→ **WHAT YOU SHOULD DO**
Using the records below, locate all lines containing "châu" and return them.

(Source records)
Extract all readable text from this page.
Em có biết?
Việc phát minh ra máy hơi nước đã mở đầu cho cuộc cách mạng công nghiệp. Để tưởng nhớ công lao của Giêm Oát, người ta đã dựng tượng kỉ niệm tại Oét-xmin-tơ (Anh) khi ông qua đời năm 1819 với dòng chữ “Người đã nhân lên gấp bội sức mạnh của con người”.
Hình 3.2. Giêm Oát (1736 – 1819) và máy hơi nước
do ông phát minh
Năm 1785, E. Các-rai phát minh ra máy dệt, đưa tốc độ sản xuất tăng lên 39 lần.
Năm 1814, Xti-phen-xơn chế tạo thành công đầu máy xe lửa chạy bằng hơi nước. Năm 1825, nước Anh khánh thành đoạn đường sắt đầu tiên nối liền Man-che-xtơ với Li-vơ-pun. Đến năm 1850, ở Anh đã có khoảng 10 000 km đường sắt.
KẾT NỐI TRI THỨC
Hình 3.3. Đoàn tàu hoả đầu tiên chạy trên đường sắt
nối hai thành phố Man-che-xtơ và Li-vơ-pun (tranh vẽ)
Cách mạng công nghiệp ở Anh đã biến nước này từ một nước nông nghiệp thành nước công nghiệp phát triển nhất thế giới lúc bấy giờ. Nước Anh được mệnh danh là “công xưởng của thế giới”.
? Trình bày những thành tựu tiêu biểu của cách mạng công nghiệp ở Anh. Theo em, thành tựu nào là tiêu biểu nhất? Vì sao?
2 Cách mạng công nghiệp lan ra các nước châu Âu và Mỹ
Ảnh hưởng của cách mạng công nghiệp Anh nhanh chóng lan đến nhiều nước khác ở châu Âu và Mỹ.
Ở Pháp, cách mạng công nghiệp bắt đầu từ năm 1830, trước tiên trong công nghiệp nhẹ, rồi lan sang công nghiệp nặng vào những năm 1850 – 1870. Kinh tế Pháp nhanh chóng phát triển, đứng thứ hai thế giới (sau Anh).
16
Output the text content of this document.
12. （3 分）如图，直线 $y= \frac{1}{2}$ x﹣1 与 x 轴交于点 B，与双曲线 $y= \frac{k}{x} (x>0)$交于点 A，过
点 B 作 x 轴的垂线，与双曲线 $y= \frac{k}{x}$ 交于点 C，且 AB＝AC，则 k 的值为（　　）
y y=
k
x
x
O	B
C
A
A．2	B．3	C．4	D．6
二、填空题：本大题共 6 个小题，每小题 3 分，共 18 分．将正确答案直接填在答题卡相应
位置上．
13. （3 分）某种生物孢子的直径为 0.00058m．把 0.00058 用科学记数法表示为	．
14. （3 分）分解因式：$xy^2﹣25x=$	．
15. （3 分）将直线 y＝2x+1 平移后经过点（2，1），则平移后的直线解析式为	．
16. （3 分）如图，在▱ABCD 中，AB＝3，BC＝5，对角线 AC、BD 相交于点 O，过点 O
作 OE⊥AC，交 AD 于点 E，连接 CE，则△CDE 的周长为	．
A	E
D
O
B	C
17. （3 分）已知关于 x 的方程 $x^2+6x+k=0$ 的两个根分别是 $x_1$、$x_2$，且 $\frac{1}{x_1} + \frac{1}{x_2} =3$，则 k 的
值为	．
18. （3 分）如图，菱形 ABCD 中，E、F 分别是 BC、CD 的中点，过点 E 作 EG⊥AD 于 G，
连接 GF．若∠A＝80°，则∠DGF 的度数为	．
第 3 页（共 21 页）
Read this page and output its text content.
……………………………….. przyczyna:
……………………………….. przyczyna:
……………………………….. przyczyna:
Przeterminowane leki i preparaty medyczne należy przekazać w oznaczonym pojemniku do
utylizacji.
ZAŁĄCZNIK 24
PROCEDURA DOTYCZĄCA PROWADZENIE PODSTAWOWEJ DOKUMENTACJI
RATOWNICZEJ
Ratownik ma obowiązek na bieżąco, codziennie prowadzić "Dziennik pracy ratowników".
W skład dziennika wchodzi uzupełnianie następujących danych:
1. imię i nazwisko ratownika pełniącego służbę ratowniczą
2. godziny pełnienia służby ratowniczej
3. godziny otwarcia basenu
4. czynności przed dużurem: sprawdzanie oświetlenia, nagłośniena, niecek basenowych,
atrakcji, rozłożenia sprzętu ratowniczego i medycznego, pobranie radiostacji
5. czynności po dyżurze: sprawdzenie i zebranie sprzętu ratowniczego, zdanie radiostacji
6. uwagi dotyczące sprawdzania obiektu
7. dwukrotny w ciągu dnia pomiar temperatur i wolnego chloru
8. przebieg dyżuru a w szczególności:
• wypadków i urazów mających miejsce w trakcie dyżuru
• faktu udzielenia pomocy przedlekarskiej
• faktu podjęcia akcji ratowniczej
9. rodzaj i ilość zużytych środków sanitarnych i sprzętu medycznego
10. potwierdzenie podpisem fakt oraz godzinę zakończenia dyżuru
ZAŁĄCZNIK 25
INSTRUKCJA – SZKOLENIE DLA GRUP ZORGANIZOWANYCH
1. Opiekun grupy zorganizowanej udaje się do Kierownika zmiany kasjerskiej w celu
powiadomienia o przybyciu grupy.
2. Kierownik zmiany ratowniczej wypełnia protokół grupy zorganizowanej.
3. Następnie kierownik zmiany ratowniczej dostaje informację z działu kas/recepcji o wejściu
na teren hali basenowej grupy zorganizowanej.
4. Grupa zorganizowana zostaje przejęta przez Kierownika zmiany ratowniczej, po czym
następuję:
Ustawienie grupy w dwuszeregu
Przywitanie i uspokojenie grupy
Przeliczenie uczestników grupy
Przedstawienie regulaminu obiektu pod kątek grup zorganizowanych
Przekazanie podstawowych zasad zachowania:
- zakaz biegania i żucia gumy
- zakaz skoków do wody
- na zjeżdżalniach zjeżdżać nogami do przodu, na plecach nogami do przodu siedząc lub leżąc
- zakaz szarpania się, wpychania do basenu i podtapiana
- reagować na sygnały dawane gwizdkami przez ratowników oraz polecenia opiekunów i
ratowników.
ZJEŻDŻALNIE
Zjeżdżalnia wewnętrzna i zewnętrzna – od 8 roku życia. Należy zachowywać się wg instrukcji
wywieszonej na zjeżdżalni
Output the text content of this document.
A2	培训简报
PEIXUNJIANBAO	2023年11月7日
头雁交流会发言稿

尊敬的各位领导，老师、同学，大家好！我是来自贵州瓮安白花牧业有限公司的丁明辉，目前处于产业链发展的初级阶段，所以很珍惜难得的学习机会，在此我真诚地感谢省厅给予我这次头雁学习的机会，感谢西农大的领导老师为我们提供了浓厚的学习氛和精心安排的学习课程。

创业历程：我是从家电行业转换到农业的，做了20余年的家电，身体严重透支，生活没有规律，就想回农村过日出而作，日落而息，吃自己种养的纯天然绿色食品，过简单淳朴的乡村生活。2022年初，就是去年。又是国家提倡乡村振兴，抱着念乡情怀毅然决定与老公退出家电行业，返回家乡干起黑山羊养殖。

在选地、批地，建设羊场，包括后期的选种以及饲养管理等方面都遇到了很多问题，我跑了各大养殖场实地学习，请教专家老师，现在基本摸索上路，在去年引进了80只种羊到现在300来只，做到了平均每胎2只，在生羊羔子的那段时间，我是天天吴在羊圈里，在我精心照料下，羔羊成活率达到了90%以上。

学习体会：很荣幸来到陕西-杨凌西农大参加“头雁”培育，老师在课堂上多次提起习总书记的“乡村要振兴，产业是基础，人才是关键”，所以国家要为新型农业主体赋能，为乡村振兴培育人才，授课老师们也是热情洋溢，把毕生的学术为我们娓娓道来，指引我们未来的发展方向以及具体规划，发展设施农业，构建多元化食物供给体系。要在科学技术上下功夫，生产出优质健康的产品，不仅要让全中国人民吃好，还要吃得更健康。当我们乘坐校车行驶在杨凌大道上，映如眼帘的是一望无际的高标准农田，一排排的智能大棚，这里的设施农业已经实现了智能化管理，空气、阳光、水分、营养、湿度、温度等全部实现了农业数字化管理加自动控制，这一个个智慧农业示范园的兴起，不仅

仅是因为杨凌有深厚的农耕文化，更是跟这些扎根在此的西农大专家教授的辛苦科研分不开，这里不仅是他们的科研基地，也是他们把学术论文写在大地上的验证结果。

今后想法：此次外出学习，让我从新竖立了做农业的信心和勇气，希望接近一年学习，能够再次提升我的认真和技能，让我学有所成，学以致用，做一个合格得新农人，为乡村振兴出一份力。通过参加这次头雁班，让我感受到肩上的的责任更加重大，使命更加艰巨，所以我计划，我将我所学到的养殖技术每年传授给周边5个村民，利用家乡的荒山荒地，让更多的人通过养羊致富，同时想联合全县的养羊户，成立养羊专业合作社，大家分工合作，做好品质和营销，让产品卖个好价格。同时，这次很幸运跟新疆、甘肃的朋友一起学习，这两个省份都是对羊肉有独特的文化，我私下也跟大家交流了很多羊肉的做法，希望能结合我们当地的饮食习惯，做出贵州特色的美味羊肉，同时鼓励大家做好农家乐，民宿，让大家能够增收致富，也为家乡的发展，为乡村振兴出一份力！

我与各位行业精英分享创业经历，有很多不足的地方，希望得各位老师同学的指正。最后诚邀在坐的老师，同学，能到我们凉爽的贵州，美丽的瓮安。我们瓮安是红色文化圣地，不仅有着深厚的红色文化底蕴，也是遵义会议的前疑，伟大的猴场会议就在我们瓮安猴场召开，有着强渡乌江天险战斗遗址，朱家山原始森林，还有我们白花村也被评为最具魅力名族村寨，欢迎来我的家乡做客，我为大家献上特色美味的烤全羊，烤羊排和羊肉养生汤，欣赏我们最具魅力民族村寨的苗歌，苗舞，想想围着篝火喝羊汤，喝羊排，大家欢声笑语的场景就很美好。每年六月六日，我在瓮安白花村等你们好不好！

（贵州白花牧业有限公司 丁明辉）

→ **WRITTEN REPLY**
2 Cách mạng công nghiệp lan ra các nước châu Âu và Mỹ
Ảnh hưởng của cách mạng công nghiệp Anh nhanh chóng lan đến nhiều nước khác ở châu Âu và Mỹ.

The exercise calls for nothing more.